_Compiti_:
a) Nel brano sul Milan di Marchioro, individua tutti i nomi propri di squadre, stadi e persone.
b) Rispondi a queste domande sul brano sul Milan di Marchioro:
(i) Quanti pareggi ottenne il Milan nelle prime 4 giornate?
(ii) Con quale punteggio finì la partita contro la Juventus a San Siro?
(iii) Perché il Milan di Marchioro non era in grado di funzionare?
c) Continua il brano sul Milan di Marchioro a partire dalla sua ultima frase.

Ma ogni teoria deve passare al vaglio della realtà e della storia, ed anche il “Milan socialista” non potè sottrarsi al brutale confronto con il mondo reale: il campo da gioco. I rossoneri faticarono subito in campionato: nelle prime 4 giornate, 1 vittoria 2 pareggi ed 1 sconfitta. I tifosi seguivano con preoccupazione crescente l‘andamento della squadra. Ma fu solo dopo la bruciante disfatta a San Siro contro la Juventus 2-3 (con i rossoneri in vantaggio per 2-0 dopo 17’) che apparve evidente come  il laboratorio rossonero fosse solo un’utopia e il “paradiso socialista” non si sarebbe mai realizzato. Anche la crisi milanista presenta elementi comuni con i limiti dell’ideologia. L’applicazione del socialismo non tiene conto della complessità del fattore umano, che non è riconducibile ad una macchina da istruire e governare, ma anzi è regolato anche da passioni irrazionali imprevedibili: l’Uomo Nuovo non poteva essere forgiato semplicemente perchè la premessa su cui si fondava non trovava riscontro nella realtà. Alla stessa maniera, il Milan di Marchioro non era in grado di funzionare poichè le caratteristiche fisico-tecniche dei giocatori mal si adattavano ai requisiti richiesti dal gioco a zona.

_Estratto del dataset_:
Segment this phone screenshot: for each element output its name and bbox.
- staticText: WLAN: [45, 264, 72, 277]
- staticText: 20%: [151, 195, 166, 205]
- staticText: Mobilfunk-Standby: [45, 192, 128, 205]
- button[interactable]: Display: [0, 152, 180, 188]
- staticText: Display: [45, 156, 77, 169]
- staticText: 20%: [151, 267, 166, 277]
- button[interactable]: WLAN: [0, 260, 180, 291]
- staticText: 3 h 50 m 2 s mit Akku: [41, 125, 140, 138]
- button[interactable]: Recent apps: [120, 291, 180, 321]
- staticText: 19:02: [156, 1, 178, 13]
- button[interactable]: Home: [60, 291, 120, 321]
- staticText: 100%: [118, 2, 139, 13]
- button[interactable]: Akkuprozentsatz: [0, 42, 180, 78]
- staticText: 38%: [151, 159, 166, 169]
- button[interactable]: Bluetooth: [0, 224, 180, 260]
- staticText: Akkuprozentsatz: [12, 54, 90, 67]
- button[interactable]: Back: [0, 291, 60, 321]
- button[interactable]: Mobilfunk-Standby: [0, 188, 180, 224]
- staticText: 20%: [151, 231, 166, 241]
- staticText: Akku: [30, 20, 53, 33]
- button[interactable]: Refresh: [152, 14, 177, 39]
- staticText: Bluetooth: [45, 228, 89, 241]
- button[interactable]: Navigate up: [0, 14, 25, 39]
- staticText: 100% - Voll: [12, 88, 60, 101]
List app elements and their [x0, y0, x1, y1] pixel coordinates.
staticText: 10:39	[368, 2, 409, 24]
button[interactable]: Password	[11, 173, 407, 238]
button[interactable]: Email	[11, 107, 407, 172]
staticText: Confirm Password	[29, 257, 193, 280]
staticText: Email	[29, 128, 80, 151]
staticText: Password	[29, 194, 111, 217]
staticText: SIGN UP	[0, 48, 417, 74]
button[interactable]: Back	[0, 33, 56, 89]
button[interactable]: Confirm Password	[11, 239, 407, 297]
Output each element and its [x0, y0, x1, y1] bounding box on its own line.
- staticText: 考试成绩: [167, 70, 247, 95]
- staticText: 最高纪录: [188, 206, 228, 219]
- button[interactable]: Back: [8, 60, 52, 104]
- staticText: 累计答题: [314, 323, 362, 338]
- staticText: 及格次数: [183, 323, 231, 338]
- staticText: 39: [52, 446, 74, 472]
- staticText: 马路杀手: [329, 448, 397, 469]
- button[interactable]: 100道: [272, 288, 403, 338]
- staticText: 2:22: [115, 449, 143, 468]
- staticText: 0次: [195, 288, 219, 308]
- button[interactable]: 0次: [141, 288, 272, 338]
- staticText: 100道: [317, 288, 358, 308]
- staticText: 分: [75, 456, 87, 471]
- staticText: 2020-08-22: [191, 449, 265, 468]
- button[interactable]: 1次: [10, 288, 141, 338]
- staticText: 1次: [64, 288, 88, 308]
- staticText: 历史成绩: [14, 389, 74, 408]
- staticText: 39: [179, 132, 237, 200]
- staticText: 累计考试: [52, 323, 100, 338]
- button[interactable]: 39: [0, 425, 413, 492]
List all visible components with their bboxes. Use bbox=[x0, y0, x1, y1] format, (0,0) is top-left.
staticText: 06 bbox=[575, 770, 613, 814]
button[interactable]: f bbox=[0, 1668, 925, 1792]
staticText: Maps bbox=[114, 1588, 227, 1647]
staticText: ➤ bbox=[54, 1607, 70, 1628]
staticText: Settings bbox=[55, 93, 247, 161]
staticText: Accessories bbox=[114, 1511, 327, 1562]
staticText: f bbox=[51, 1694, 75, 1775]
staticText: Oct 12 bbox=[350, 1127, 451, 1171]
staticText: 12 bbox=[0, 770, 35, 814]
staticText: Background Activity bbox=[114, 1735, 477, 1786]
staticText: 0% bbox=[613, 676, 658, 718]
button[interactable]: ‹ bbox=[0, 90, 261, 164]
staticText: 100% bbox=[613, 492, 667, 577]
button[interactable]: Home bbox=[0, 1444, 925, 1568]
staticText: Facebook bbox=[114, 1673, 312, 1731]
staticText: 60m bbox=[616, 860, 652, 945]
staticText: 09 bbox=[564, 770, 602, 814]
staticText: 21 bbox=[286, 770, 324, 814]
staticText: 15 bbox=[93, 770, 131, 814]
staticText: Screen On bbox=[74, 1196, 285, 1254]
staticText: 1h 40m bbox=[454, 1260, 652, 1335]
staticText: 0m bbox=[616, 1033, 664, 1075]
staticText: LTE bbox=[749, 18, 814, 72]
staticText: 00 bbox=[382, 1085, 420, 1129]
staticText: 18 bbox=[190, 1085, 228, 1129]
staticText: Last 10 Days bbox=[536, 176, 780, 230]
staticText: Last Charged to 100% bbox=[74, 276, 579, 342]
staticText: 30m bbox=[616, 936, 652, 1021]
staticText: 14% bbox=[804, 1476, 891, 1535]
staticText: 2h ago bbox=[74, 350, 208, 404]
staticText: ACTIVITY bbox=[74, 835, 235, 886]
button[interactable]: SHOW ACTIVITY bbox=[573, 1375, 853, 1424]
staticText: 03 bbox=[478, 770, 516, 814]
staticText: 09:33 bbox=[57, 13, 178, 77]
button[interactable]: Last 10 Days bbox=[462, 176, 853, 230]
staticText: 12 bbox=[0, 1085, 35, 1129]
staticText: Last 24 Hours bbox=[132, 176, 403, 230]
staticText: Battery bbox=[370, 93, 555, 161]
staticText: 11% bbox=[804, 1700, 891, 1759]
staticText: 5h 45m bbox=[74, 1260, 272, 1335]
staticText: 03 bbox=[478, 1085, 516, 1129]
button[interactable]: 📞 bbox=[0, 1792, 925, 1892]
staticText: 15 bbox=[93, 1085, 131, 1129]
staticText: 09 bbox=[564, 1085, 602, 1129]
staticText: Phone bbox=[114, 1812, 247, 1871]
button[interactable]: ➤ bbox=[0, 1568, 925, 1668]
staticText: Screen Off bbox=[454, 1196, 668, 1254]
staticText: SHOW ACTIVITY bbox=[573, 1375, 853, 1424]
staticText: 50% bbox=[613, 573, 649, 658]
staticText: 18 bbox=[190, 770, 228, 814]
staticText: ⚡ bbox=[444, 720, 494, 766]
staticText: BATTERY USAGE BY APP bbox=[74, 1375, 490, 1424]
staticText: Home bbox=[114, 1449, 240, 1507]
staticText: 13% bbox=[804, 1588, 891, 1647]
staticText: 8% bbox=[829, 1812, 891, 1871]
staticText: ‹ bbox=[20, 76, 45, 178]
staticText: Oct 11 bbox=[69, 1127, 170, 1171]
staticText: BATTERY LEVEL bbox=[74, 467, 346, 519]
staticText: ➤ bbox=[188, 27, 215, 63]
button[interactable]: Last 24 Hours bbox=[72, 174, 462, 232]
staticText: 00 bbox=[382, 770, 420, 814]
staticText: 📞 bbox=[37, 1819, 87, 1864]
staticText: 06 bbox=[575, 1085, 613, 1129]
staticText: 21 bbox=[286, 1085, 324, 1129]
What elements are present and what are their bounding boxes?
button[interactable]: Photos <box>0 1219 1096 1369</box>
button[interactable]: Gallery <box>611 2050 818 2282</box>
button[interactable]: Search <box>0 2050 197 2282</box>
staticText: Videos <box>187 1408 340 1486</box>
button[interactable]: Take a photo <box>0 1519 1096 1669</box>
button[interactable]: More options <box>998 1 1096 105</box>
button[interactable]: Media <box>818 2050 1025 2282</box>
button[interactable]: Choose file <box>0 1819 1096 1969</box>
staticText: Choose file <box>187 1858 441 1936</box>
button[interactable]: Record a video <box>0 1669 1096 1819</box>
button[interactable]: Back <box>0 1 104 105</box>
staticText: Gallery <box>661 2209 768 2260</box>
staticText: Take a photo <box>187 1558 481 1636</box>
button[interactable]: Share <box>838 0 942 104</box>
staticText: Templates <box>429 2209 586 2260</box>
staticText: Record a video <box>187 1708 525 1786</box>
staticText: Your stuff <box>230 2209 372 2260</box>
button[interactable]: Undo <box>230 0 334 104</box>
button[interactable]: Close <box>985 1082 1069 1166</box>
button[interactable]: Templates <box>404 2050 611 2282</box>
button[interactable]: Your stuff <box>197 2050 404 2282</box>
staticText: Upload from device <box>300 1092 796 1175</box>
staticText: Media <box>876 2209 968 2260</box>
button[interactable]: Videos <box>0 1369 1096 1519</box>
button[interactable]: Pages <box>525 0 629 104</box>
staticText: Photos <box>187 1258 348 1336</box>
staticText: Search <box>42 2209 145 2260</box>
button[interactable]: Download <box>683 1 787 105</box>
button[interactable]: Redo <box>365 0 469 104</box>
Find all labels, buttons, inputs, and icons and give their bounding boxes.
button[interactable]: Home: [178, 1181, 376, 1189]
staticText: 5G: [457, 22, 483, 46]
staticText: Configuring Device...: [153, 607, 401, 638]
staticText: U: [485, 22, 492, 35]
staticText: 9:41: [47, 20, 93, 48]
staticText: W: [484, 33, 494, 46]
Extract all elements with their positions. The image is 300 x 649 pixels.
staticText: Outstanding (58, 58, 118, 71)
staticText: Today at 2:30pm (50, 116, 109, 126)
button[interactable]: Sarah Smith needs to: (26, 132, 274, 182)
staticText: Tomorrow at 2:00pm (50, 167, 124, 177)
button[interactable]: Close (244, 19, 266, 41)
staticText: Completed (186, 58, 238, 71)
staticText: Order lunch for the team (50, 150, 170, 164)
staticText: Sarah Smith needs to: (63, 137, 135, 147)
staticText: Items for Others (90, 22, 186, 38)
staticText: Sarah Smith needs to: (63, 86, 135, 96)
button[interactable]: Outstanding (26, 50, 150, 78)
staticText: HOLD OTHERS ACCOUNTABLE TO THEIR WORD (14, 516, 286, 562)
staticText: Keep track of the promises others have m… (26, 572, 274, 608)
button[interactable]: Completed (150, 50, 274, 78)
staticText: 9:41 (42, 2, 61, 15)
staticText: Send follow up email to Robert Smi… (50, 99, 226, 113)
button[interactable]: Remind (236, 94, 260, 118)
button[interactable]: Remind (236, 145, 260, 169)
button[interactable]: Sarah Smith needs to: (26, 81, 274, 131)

_Risposte_:
a) Milan, Juventus, San Siro, Marchioro

b)
(i) 2
(ii) 2-3
(iii) Le caratteristiche fisico-tecniche dei giocatori si adattavano male ai requisiti del gioco a zona.

c)
L’emblema della distonia fu il centrocampo: i ritmi compassati e ragionati di Capello e Rivera non potevano garantire il dinamismo e il pressing richiesti, ed inoltre risultarono mortificate le loro qualità di geometria e di inventiva in mezzo al campo. Il Milan concluse il girone di andata in 13^ posizione,  con 9 pareggi 4 sconfitte e 2 sole vittorie: una media da retrocessione. Diversamente dalle democrazie popolari però, non si fece ricorso ai carri armati per imporre l’”Idea” con altri mezzi di persuasione, ma il presidente Duina si risolse ad avviare l’inevitabile processo di Restaurazione. A seguito dell’ennesimo, scialbo pareggio casalingo (0-0) contro il Cesena (ironia della sorte, la squadra che lo aveva lanciato), Pippo Marchioro terminò la sua avventura al Milan e fu sostituito dal sacerdote della tradizione a strisce rosso nere: Nereo Recco, il “Paròn”.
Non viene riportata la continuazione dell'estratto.